> _Task goal_: Please put the lines running from the start of the rows below through the line containing "x-tick-label: 10 xyxy=(1278,743,1290,755)" into a numbered list, leaving out any blank lines.

> _Records for the task_:
===

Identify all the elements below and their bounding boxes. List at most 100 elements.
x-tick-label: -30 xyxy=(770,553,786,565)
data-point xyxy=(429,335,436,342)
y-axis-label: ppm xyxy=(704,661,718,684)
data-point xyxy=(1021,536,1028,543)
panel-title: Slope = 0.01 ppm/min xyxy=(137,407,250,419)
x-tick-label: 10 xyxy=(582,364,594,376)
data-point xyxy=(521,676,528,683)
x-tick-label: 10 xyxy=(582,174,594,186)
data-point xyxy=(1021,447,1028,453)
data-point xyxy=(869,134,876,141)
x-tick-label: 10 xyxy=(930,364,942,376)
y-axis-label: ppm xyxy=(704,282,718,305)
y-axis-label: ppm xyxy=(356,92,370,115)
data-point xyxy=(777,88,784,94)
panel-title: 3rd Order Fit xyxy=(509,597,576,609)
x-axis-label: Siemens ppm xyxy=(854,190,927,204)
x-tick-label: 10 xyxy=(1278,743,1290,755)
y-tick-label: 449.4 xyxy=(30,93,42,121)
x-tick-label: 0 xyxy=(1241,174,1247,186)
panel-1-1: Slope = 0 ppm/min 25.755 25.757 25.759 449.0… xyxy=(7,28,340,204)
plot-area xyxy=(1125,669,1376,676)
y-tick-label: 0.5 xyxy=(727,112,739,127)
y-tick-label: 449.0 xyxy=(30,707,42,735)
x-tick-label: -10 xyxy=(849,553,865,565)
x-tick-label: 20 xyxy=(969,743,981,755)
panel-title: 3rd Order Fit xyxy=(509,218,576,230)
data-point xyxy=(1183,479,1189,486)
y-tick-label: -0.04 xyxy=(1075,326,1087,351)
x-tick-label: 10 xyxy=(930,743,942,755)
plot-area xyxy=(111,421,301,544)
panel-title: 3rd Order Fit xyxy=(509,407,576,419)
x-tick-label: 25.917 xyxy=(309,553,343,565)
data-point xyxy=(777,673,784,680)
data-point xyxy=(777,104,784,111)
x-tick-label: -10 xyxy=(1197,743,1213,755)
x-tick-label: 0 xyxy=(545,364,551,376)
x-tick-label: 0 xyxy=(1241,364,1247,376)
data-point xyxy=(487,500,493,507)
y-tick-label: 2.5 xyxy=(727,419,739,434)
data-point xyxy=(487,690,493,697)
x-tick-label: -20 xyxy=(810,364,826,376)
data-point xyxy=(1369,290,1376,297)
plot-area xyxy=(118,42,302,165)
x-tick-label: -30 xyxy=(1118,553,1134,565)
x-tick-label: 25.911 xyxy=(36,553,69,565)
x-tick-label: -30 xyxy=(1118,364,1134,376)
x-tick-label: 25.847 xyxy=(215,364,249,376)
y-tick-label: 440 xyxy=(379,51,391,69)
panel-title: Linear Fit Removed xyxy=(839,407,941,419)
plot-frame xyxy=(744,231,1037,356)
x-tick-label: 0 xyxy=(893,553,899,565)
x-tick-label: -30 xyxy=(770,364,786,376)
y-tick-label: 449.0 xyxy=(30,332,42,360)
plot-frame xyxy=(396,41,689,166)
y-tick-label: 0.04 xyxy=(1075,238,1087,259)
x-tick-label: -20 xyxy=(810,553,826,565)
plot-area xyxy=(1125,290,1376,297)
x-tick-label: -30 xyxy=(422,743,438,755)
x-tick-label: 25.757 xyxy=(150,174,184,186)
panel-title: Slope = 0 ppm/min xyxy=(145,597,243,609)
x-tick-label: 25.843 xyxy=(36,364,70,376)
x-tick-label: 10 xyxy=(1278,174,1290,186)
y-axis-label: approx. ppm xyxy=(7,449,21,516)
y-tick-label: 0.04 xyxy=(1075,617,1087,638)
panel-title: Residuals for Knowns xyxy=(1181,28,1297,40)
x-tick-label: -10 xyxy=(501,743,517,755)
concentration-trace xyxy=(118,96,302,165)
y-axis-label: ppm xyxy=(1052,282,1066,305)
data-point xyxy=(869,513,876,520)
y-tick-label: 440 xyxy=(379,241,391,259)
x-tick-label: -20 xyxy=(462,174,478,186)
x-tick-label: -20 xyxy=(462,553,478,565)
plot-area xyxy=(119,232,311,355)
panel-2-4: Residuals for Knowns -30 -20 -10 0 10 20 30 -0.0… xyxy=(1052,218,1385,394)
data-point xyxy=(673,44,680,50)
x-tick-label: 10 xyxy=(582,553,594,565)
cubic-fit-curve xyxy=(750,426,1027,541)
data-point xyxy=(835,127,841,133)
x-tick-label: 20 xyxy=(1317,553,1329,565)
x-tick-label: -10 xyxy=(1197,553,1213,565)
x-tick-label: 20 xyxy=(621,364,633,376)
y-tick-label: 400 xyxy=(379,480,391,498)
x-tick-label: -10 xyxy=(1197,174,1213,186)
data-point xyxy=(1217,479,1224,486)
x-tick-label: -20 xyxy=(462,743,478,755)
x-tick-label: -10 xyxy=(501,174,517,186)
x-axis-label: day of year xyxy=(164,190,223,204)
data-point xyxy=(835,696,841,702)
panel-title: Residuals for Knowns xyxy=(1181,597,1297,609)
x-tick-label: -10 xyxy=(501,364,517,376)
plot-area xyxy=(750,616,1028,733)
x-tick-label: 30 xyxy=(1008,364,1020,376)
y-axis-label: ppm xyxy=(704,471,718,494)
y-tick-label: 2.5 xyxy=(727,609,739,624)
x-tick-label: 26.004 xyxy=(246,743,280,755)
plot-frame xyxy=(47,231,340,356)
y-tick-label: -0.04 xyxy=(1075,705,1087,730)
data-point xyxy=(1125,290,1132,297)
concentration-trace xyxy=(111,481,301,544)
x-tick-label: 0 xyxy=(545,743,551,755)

===

> _Exercise solution_:
1. Identify all the elements below and their bounding boxes. List at most 100 elements.
2. x-tick-label: -30 xyxy=(770,553,786,565)
3. data-point xyxy=(429,335,436,342)
4. y-axis-label: ppm xyxy=(704,661,718,684)
5. data-point xyxy=(1021,536,1028,543)
6. panel-title: Slope = 0.01 ppm/min xyxy=(137,407,250,419)
7. x-tick-label: 10 xyxy=(582,364,594,376)
8. data-point xyxy=(521,676,528,683)
9. x-tick-label: 10 xyxy=(582,174,594,186)
10. data-point xyxy=(1021,447,1028,453)
11. data-point xyxy=(869,134,876,141)
12. x-tick-label: 10 xyxy=(930,364,942,376)
13. y-axis-label: ppm xyxy=(704,282,718,305)
14. y-axis-label: ppm xyxy=(356,92,370,115)
15. data-point xyxy=(777,88,784,94)
16. panel-title: 3rd Order Fit xyxy=(509,597,576,609)
17. x-axis-label: Siemens ppm xyxy=(854,190,927,204)
18. x-tick-label: 10 xyxy=(1278,743,1290,755)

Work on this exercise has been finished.